Dataset records:
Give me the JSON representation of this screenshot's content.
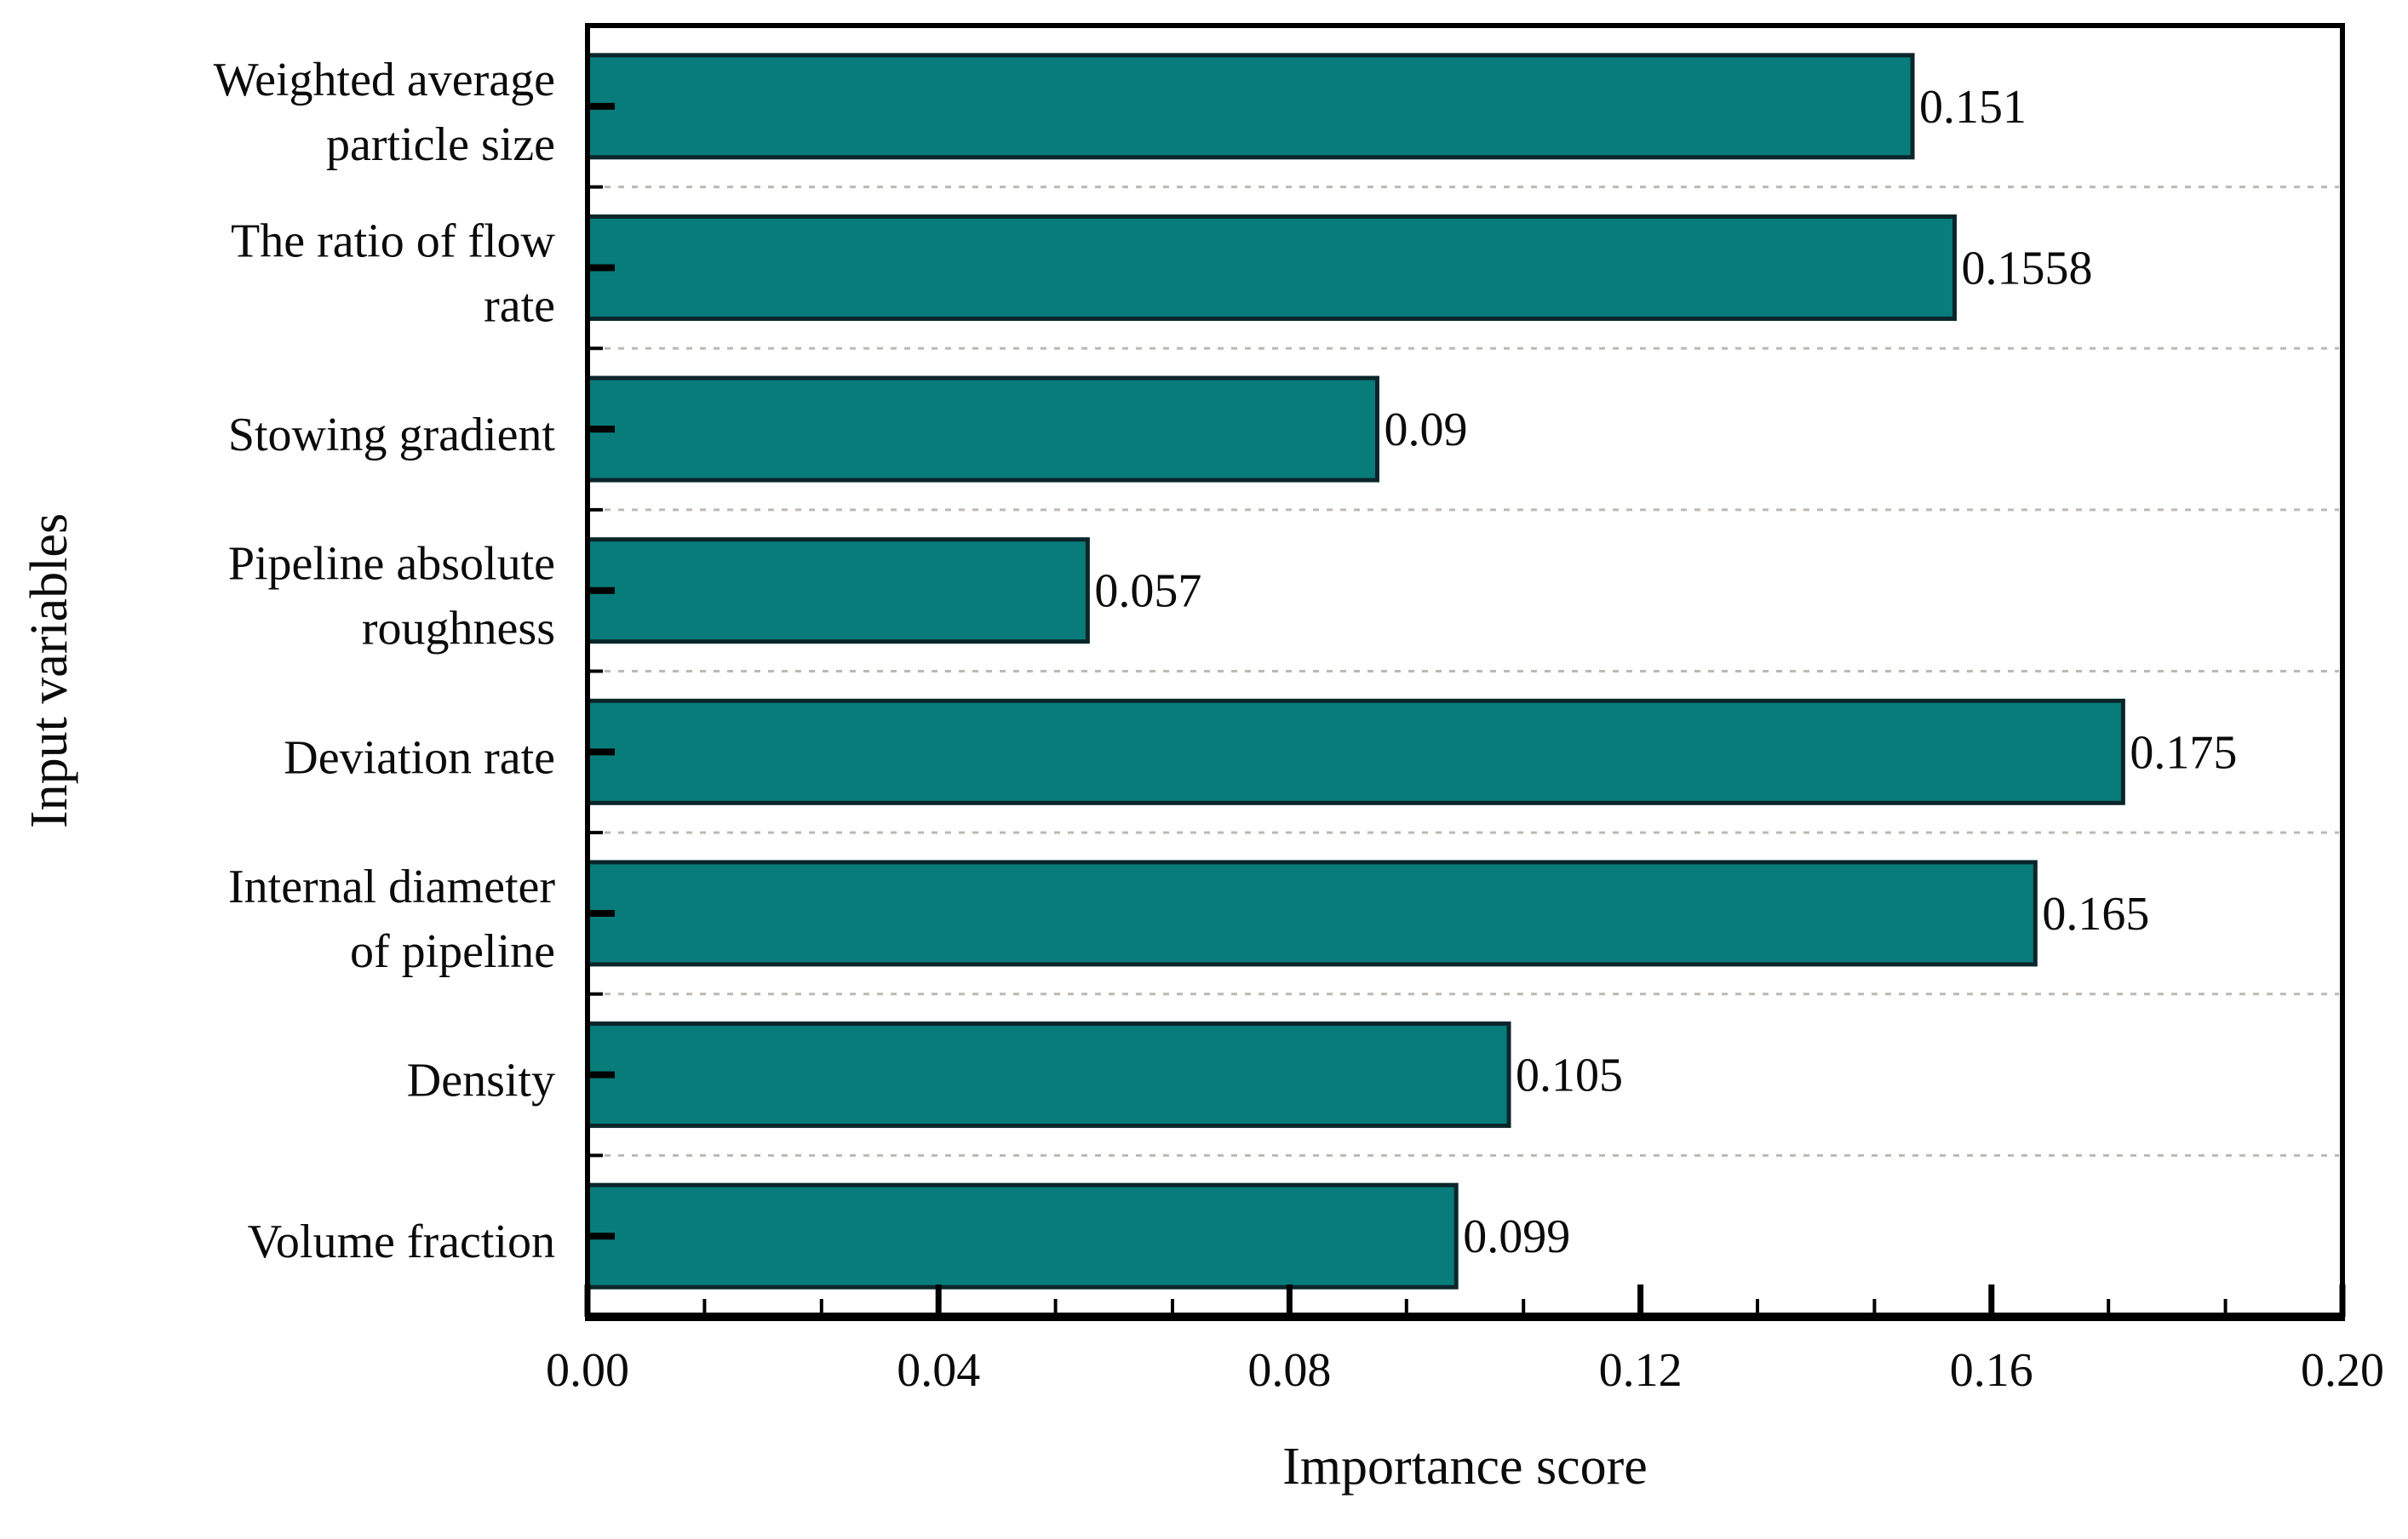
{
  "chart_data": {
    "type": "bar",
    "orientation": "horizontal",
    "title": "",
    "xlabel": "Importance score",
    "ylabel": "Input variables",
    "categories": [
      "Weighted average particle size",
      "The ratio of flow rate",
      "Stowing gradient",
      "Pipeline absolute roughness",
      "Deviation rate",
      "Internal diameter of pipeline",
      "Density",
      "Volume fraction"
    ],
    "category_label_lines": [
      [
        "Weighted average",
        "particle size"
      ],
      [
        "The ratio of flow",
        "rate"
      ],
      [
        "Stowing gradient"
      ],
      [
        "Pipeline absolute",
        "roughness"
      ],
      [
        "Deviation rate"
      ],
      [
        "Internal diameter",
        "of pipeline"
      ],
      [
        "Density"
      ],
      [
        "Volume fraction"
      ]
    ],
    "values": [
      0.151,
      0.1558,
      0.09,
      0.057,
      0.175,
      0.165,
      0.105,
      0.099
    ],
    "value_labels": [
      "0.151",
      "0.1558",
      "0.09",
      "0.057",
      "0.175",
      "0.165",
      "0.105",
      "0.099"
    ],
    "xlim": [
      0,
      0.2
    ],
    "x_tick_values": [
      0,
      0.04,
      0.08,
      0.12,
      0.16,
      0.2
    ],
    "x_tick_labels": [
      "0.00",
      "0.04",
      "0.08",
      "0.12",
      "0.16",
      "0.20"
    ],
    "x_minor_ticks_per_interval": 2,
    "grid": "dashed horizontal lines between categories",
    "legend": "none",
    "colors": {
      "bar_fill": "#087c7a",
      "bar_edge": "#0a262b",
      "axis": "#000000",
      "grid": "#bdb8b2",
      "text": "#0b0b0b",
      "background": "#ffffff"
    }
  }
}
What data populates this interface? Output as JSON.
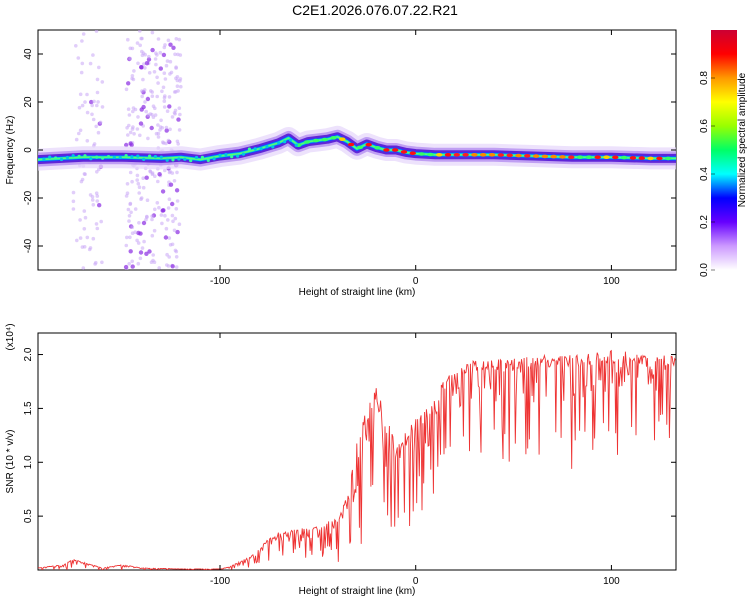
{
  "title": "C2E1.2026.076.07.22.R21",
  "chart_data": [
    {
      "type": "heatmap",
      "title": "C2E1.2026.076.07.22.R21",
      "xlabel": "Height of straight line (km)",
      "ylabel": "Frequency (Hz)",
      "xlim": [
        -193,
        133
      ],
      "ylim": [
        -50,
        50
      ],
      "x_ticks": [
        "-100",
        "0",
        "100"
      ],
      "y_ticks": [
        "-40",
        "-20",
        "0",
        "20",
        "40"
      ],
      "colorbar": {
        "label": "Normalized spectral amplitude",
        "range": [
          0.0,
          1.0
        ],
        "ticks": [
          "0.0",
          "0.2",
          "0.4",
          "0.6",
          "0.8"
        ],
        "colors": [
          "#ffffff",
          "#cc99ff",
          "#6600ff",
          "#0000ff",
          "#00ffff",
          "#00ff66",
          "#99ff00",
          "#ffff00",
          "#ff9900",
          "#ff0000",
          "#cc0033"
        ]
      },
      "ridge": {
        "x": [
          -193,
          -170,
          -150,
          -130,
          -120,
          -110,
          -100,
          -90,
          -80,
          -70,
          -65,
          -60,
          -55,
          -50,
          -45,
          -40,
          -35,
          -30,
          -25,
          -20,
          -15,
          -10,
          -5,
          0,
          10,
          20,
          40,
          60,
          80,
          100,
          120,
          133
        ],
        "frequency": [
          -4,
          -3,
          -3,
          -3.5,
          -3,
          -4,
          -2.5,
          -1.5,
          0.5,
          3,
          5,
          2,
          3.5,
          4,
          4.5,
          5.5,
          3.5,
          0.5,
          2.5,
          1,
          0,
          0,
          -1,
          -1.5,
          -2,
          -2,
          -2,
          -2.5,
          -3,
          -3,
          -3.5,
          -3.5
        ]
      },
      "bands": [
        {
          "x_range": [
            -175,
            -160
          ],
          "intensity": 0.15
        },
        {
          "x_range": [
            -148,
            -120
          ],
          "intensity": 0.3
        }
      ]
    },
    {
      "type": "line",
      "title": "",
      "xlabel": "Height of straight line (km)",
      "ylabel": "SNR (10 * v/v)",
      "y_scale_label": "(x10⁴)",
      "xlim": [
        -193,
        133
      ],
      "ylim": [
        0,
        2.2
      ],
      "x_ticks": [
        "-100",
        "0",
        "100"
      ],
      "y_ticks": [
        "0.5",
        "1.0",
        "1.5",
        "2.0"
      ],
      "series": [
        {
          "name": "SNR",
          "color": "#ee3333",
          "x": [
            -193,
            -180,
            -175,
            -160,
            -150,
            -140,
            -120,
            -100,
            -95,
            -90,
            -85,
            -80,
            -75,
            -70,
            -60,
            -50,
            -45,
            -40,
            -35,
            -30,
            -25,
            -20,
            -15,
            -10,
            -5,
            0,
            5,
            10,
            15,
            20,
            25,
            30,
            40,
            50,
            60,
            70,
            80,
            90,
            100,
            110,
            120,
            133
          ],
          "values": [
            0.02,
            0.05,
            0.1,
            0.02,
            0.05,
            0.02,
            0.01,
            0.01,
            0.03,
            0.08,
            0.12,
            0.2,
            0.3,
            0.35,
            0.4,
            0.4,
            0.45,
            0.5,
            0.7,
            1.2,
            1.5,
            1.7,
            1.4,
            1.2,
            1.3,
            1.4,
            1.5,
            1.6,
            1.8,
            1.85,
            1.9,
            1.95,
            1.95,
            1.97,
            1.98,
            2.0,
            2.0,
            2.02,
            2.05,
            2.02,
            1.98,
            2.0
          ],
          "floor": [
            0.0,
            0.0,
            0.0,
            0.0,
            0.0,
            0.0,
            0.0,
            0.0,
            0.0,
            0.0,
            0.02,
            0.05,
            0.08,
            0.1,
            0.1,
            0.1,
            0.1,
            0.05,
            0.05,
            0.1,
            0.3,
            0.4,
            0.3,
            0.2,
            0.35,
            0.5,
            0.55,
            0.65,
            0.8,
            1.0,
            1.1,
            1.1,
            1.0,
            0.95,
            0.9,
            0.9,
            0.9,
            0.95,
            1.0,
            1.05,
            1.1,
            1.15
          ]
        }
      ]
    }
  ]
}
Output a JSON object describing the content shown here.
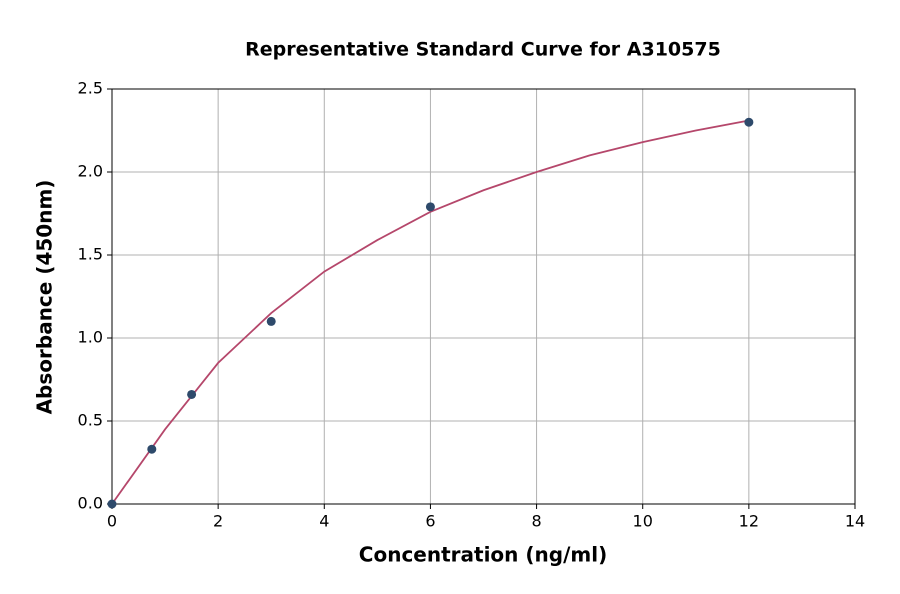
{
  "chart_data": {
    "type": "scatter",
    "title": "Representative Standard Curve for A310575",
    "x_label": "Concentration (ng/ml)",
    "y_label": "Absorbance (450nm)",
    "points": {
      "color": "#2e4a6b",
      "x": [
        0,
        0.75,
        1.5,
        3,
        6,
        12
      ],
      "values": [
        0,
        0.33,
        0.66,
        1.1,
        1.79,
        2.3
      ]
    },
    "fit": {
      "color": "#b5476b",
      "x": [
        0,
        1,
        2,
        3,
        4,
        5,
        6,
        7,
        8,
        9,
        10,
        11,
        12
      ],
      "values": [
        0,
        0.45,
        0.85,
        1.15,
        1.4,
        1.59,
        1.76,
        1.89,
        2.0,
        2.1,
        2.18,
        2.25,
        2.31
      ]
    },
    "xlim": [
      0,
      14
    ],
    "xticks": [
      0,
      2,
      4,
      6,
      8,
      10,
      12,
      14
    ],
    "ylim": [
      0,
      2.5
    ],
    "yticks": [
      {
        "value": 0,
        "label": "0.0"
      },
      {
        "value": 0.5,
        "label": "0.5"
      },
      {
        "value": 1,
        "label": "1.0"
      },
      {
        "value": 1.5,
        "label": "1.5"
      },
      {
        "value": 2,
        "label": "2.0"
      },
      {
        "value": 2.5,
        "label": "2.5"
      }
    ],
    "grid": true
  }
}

Request: Find each line that has the word "average", then copy it out.

Written reply:
      "Weighted average particle size",
        "Weighted average",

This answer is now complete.